Start MATERIAL SHOWN

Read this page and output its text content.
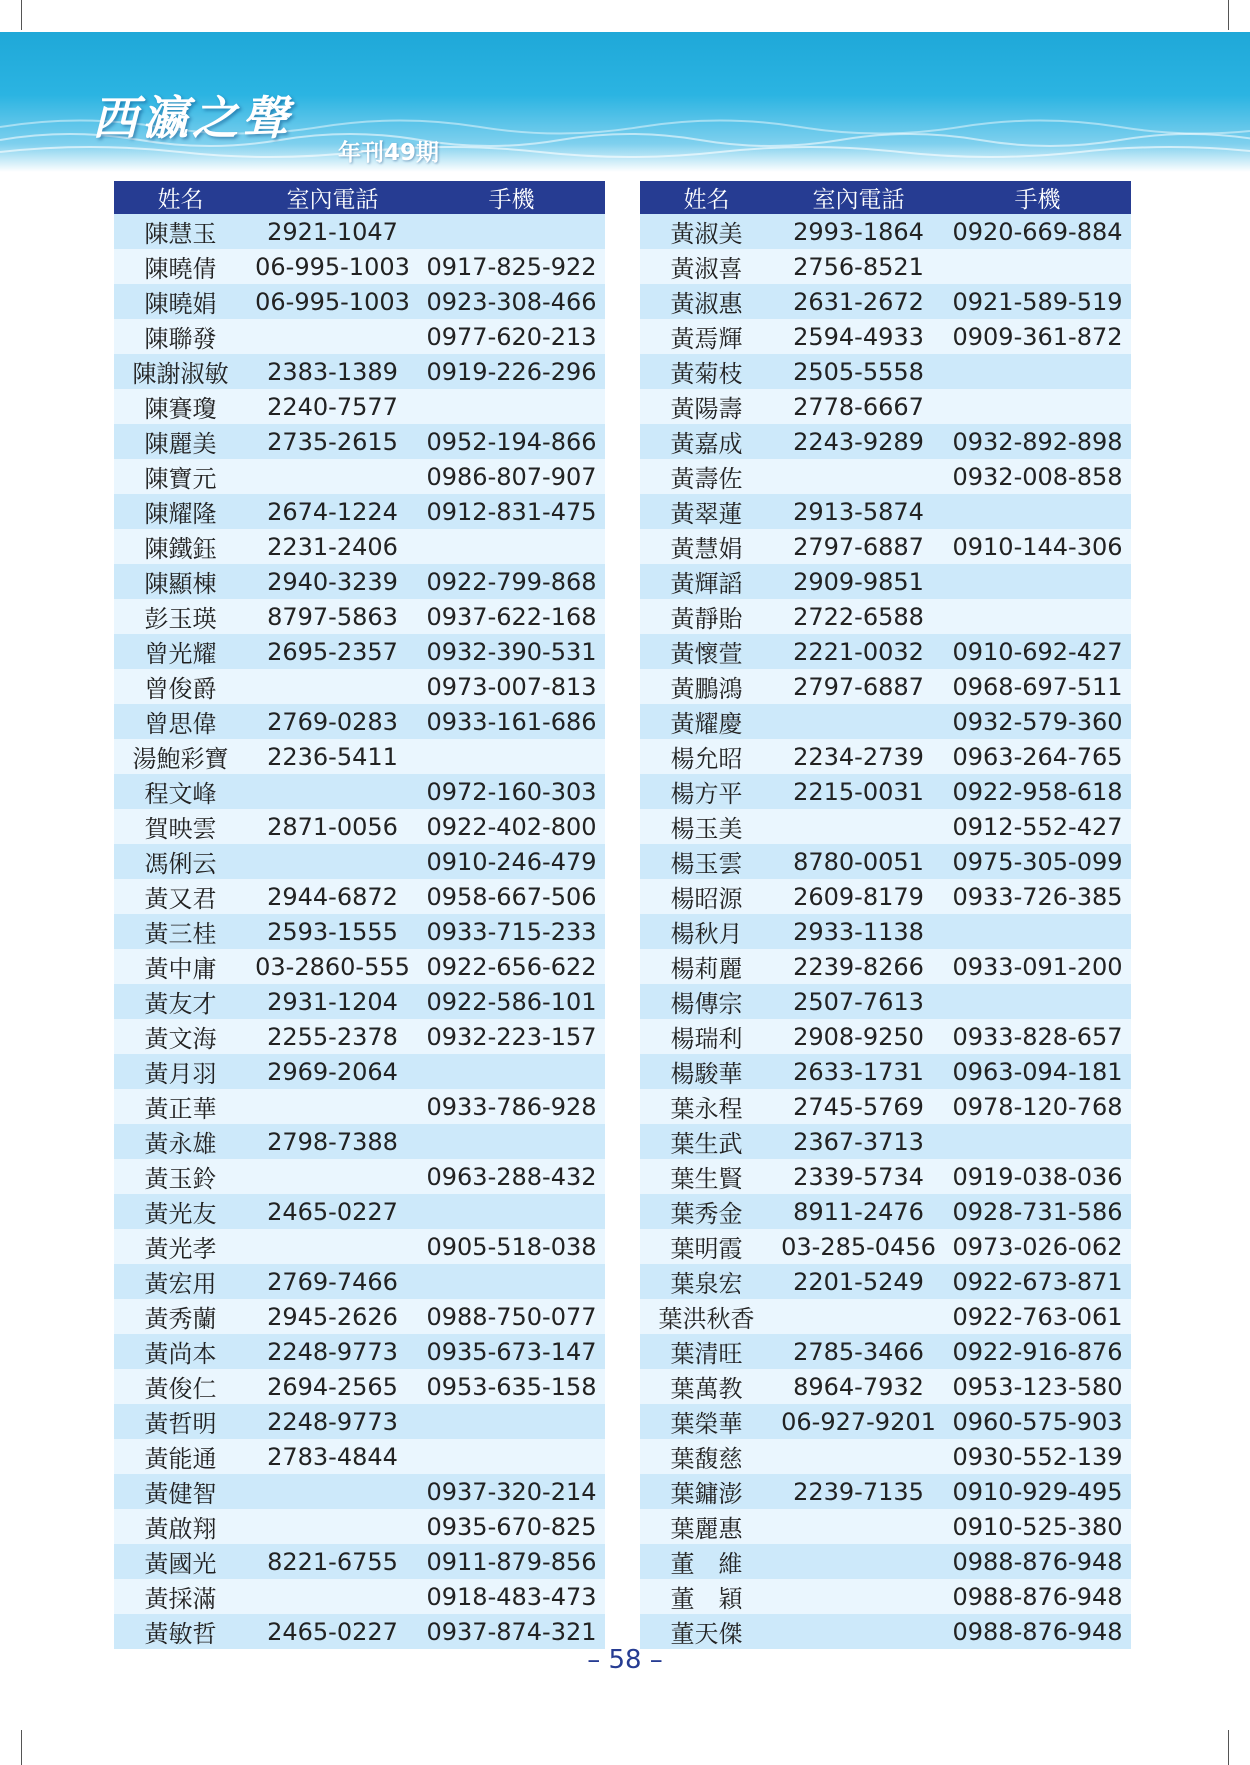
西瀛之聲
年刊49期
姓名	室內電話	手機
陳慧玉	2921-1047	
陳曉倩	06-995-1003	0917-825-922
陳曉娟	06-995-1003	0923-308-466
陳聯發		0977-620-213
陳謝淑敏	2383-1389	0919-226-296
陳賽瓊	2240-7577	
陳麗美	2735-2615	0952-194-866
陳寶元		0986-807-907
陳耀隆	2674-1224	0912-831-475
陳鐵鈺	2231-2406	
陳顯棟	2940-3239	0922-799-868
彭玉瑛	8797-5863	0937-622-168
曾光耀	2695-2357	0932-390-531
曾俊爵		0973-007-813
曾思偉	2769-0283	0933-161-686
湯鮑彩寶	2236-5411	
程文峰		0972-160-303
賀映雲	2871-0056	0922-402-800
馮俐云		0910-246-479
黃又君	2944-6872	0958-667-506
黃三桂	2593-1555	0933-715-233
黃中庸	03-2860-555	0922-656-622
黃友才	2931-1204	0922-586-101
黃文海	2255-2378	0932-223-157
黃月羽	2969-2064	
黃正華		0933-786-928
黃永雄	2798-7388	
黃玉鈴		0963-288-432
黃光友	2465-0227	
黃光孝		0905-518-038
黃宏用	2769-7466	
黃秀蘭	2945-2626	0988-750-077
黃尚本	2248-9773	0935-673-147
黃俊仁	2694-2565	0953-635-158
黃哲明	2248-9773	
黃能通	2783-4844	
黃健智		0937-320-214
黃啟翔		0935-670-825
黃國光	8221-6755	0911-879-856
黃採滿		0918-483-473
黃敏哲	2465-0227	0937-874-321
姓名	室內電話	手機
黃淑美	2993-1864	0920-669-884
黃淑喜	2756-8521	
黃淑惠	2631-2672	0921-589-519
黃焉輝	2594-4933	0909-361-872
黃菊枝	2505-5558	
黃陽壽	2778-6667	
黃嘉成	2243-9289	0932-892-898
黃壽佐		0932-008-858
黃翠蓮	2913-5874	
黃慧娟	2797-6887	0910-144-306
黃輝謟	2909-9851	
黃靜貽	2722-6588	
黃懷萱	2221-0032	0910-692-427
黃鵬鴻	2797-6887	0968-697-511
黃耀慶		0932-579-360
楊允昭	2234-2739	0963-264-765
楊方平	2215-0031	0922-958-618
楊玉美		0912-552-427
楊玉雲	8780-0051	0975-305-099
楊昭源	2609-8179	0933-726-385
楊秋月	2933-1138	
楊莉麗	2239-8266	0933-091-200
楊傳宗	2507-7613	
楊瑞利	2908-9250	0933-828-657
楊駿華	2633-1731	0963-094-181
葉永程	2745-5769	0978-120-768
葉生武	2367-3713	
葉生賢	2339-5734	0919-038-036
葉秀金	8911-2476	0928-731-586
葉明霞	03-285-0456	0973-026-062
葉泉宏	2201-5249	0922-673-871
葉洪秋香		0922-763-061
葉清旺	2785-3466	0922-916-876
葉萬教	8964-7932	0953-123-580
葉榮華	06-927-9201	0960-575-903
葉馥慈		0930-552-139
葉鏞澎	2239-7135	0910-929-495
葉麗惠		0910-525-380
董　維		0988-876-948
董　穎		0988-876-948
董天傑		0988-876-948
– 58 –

End MATERIAL SHOWN

## WHAT THE TASK REQUIRES
Quote each entry above verbatim and drop the pictures.

## SOLUTION TO THE PROBLEM
Read this page and output its text content.
西瀛之聲
年刊49期
姓名	室內電話	手機
陳慧玉	2921-1047	
陳曉倩	06-995-1003	0917-825-922
陳曉娟	06-995-1003	0923-308-466
陳聯發		0977-620-213
陳謝淑敏	2383-1389	0919-226-296
陳賽瓊	2240-7577	
陳麗美	2735-2615	0952-194-866
陳寶元		0986-807-907
陳耀隆	2674-1224	0912-831-475
陳鐵鈺	2231-2406	
陳顯棟	2940-3239	0922-799-868
彭玉瑛	8797-5863	0937-622-168
曾光耀	2695-2357	0932-390-531
曾俊爵		0973-007-813
曾思偉	2769-0283	0933-161-686
湯鮑彩寶	2236-5411	
程文峰		0972-160-303
賀映雲	2871-0056	0922-402-800
馮俐云		0910-246-479
黃又君	2944-6872	0958-667-506
黃三桂	2593-1555	0933-715-233
黃中庸	03-2860-555	0922-656-622
黃友才	2931-1204	0922-586-101
黃文海	2255-2378	0932-223-157
黃月羽	2969-2064	
黃正華		0933-786-928
黃永雄	2798-7388	
黃玉鈴		0963-288-432
黃光友	2465-0227	
黃光孝		0905-518-038
黃宏用	2769-7466	
黃秀蘭	2945-2626	0988-750-077
黃尚本	2248-9773	0935-673-147
黃俊仁	2694-2565	0953-635-158
黃哲明	2248-9773	
黃能通	2783-4844	
黃健智		0937-320-214
黃啟翔		0935-670-825
黃國光	8221-6755	0911-879-856
黃採滿		0918-483-473
黃敏哲	2465-0227	0937-874-321
姓名	室內電話	手機
黃淑美	2993-1864	0920-669-884
黃淑喜	2756-8521	
黃淑惠	2631-2672	0921-589-519
黃焉輝	2594-4933	0909-361-872
黃菊枝	2505-5558	
黃陽壽	2778-6667	
黃嘉成	2243-9289	0932-892-898
黃壽佐		0932-008-858
黃翠蓮	2913-5874	
黃慧娟	2797-6887	0910-144-306
黃輝謟	2909-9851	
黃靜貽	2722-6588	
黃懷萱	2221-0032	0910-692-427
黃鵬鴻	2797-6887	0968-697-511
黃耀慶		0932-579-360
楊允昭	2234-2739	0963-264-765
楊方平	2215-0031	0922-958-618
楊玉美		0912-552-427
楊玉雲	8780-0051	0975-305-099
楊昭源	2609-8179	0933-726-385
楊秋月	2933-1138	
楊莉麗	2239-8266	0933-091-200
楊傳宗	2507-7613	
楊瑞利	2908-9250	0933-828-657
楊駿華	2633-1731	0963-094-181
葉永程	2745-5769	0978-120-768
葉生武	2367-3713	
葉生賢	2339-5734	0919-038-036
葉秀金	8911-2476	0928-731-586
葉明霞	03-285-0456	0973-026-062
葉泉宏	2201-5249	0922-673-871
葉洪秋香		0922-763-061
葉清旺	2785-3466	0922-916-876
葉萬教	8964-7932	0953-123-580
葉榮華	06-927-9201	0960-575-903
葉馥慈		0930-552-139
葉鏞澎	2239-7135	0910-929-495
葉麗惠		0910-525-380
董　維		0988-876-948
董　穎		0988-876-948
董天傑		0988-876-948
– 58 –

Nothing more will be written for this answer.